▸ **DESCRIPTION OF THE TASK**
Each entry below should be echoed exactly, with pictures omitted.

■ ■ ■ ■ ■ ■ ■

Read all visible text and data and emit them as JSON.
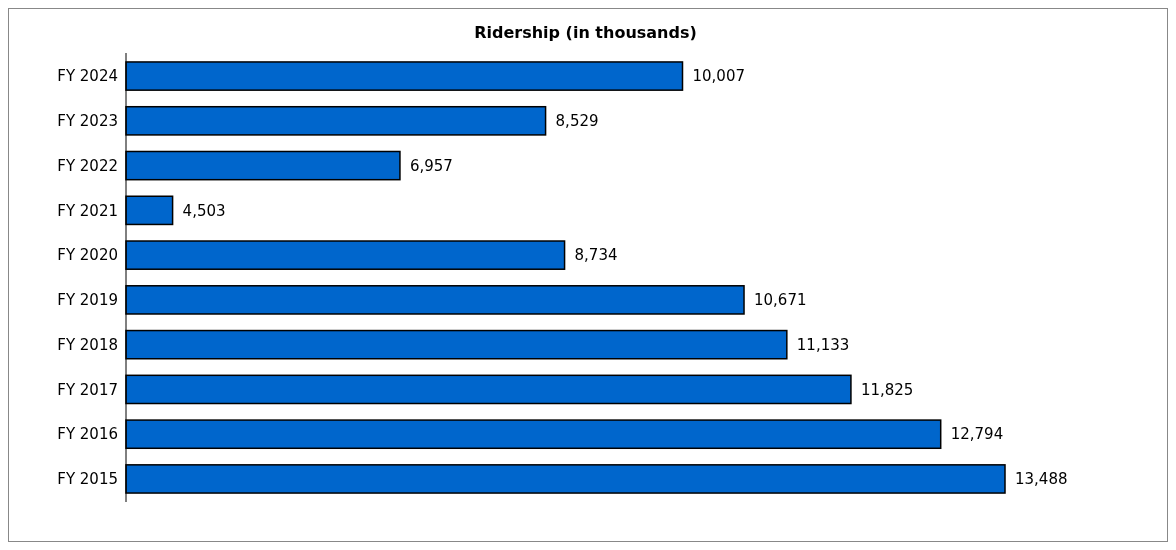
{
  "chart_data": {
    "type": "bar",
    "orientation": "horizontal",
    "title": "Ridership (in thousands)",
    "categories": [
      "FY 2024",
      "FY 2023",
      "FY 2022",
      "FY 2021",
      "FY 2020",
      "FY 2019",
      "FY 2018",
      "FY 2017",
      "FY 2016",
      "FY 2015"
    ],
    "values": [
      10007,
      8529,
      6957,
      4503,
      8734,
      10671,
      11133,
      11825,
      12794,
      13488
    ],
    "value_labels": [
      "10,007",
      "8,529",
      "6,957",
      "4,503",
      "8,734",
      "10,671",
      "11,133",
      "11,825",
      "12,794",
      "13,488"
    ],
    "color": "#0066cc",
    "xlim": [
      4000,
      13488
    ],
    "tick_labels": "y"
  }
}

■ ■ ■ ■ ■ ■ ■

▸ **PROBLEM SOLUTION**
Read all visible text and data and emit them as JSON.
{
  "chart_data": {
    "type": "bar",
    "orientation": "horizontal",
    "title": "Ridership (in thousands)",
    "categories": [
      "FY 2024",
      "FY 2023",
      "FY 2022",
      "FY 2021",
      "FY 2020",
      "FY 2019",
      "FY 2018",
      "FY 2017",
      "FY 2016",
      "FY 2015"
    ],
    "values": [
      10007,
      8529,
      6957,
      4503,
      8734,
      10671,
      11133,
      11825,
      12794,
      13488
    ],
    "value_labels": [
      "10,007",
      "8,529",
      "6,957",
      "4,503",
      "8,734",
      "10,671",
      "11,133",
      "11,825",
      "12,794",
      "13,488"
    ],
    "color": "#0066cc",
    "xlim": [
      4000,
      13488
    ],
    "tick_labels": "y"
  }
}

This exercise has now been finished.